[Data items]
-=-=-=-=-
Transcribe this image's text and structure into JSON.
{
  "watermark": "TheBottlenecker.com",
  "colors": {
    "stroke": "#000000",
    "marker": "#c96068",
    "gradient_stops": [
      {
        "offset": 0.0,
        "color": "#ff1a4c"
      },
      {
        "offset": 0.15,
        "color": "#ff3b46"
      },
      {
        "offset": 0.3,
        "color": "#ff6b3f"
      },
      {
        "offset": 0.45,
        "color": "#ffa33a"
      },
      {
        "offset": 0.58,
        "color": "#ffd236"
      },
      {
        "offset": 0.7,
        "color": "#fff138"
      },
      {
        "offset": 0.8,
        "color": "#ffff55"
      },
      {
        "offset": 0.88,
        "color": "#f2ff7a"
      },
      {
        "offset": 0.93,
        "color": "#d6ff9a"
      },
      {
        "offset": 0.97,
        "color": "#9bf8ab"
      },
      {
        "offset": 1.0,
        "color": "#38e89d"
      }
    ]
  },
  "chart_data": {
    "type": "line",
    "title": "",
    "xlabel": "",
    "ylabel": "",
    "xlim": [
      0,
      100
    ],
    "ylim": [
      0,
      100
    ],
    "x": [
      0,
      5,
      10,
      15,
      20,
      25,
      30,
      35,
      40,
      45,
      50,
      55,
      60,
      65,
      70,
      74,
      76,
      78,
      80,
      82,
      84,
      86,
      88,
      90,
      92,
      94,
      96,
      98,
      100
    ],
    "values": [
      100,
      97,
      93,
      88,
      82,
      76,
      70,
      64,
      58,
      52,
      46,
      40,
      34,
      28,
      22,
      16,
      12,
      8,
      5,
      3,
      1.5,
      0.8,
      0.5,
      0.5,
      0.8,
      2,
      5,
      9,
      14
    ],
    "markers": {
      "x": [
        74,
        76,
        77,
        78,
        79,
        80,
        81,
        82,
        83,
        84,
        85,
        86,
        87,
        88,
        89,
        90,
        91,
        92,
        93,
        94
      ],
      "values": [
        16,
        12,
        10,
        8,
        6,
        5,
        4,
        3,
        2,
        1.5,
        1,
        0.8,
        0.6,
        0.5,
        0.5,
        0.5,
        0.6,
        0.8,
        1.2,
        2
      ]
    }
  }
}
-=-=-=-=-
All of the entries above must be quoted exactly.

Transcribe this image's text and structure into JSON.
{
  "watermark": "TheBottlenecker.com",
  "colors": {
    "stroke": "#000000",
    "marker": "#c96068",
    "gradient_stops": [
      {
        "offset": 0.0,
        "color": "#ff1a4c"
      },
      {
        "offset": 0.15,
        "color": "#ff3b46"
      },
      {
        "offset": 0.3,
        "color": "#ff6b3f"
      },
      {
        "offset": 0.45,
        "color": "#ffa33a"
      },
      {
        "offset": 0.58,
        "color": "#ffd236"
      },
      {
        "offset": 0.7,
        "color": "#fff138"
      },
      {
        "offset": 0.8,
        "color": "#ffff55"
      },
      {
        "offset": 0.88,
        "color": "#f2ff7a"
      },
      {
        "offset": 0.93,
        "color": "#d6ff9a"
      },
      {
        "offset": 0.97,
        "color": "#9bf8ab"
      },
      {
        "offset": 1.0,
        "color": "#38e89d"
      }
    ]
  },
  "chart_data": {
    "type": "line",
    "title": "",
    "xlabel": "",
    "ylabel": "",
    "xlim": [
      0,
      100
    ],
    "ylim": [
      0,
      100
    ],
    "x": [
      0,
      5,
      10,
      15,
      20,
      25,
      30,
      35,
      40,
      45,
      50,
      55,
      60,
      65,
      70,
      74,
      76,
      78,
      80,
      82,
      84,
      86,
      88,
      90,
      92,
      94,
      96,
      98,
      100
    ],
    "values": [
      100,
      97,
      93,
      88,
      82,
      76,
      70,
      64,
      58,
      52,
      46,
      40,
      34,
      28,
      22,
      16,
      12,
      8,
      5,
      3,
      1.5,
      0.8,
      0.5,
      0.5,
      0.8,
      2,
      5,
      9,
      14
    ],
    "markers": {
      "x": [
        74,
        76,
        77,
        78,
        79,
        80,
        81,
        82,
        83,
        84,
        85,
        86,
        87,
        88,
        89,
        90,
        91,
        92,
        93,
        94
      ],
      "values": [
        16,
        12,
        10,
        8,
        6,
        5,
        4,
        3,
        2,
        1.5,
        1,
        0.8,
        0.6,
        0.5,
        0.5,
        0.5,
        0.6,
        0.8,
        1.2,
        2
      ]
    }
  }
}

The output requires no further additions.